INFORMATION PROVIDED –
────────
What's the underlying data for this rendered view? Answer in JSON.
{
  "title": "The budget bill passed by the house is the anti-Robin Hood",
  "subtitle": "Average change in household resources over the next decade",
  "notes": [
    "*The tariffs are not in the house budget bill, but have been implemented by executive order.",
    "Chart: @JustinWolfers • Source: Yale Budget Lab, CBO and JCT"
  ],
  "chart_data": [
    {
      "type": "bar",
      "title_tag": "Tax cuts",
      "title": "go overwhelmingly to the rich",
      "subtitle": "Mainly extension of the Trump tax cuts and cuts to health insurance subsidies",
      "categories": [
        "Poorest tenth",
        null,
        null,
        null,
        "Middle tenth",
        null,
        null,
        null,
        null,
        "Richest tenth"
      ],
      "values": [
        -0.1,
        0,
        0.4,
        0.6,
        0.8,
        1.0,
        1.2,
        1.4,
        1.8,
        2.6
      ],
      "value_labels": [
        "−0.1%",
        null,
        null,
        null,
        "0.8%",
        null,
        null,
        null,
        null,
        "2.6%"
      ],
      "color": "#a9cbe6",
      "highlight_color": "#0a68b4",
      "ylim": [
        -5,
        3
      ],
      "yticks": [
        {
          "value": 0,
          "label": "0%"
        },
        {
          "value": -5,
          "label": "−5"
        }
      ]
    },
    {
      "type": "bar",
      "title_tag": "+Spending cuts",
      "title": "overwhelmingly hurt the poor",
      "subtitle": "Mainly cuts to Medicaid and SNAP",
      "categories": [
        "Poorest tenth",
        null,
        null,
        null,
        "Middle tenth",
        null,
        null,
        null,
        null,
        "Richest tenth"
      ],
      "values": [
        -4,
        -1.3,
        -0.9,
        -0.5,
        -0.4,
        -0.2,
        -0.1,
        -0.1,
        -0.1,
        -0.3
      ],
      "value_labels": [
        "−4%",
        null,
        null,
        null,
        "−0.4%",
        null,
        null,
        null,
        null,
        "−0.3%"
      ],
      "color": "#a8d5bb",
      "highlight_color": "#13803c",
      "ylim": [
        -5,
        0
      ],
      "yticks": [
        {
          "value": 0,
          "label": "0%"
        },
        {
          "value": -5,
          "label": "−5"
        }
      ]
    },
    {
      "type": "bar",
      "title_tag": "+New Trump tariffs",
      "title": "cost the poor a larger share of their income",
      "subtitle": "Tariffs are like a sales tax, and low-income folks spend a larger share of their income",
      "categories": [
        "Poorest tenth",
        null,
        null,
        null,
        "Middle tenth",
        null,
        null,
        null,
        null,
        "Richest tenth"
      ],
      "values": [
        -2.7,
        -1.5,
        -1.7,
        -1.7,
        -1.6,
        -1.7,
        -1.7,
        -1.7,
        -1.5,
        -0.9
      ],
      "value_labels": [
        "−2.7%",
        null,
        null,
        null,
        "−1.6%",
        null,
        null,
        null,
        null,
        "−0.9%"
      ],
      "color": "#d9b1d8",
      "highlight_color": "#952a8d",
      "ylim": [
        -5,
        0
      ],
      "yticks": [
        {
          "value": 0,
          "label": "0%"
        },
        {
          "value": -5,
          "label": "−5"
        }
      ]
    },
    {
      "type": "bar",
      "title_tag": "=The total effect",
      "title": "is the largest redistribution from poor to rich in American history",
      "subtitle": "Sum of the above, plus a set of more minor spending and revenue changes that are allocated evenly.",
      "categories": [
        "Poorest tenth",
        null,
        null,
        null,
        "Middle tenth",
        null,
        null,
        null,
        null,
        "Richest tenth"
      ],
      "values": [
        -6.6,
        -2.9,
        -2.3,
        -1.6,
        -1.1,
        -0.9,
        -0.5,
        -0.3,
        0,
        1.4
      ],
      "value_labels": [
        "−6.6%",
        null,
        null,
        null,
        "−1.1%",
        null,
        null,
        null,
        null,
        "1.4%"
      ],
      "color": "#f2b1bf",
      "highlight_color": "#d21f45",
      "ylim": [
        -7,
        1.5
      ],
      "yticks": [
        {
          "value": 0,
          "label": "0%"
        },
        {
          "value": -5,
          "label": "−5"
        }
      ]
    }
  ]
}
────────
GIVEN PROBLEM – Copy, from the material above, each line in which the string "their" occurs.

RESPONSE BELOW –
      "title": "cost the poor a larger share of their income",
      "subtitle": "Tariffs are like a sales tax, and low-income folks spend a larger share of their income",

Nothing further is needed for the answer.